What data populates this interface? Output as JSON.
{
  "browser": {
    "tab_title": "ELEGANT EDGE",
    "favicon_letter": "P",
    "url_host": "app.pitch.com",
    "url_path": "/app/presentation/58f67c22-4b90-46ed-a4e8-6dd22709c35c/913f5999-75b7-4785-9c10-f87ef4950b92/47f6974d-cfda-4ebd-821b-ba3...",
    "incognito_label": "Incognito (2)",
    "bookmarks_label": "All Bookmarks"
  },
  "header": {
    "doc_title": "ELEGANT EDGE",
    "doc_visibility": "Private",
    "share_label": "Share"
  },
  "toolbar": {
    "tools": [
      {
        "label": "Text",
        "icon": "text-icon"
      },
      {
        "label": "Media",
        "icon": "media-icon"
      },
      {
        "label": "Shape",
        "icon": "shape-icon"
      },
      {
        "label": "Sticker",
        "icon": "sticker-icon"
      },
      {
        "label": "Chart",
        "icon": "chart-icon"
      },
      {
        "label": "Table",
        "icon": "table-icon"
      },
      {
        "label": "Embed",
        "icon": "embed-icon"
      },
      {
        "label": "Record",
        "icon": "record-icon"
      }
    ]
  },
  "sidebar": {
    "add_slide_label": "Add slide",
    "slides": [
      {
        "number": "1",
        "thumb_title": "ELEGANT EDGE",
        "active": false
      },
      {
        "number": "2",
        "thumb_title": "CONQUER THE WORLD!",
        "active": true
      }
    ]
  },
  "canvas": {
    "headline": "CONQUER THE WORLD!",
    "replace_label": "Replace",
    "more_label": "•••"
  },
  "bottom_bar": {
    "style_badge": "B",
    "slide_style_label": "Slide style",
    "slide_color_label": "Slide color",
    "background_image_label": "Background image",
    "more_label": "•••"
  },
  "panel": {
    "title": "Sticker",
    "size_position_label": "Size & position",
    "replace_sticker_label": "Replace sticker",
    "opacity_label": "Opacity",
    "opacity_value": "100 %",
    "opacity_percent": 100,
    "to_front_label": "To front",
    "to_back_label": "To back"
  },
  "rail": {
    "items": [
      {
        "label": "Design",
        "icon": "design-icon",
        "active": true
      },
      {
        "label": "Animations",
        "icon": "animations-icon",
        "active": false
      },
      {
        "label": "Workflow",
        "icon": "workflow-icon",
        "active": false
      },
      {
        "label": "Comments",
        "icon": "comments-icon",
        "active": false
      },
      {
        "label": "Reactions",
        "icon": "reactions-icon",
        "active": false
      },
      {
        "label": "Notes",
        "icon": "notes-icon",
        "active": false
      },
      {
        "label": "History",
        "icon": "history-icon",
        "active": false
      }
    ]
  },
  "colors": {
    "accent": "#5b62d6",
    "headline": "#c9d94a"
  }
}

........

## Written task
From the data above, show each line that contains "ELEGANT".

## Written solution
    "tab_title": "ELEGANT EDGE",
    "doc_title": "ELEGANT EDGE",
        "thumb_title": "ELEGANT EDGE",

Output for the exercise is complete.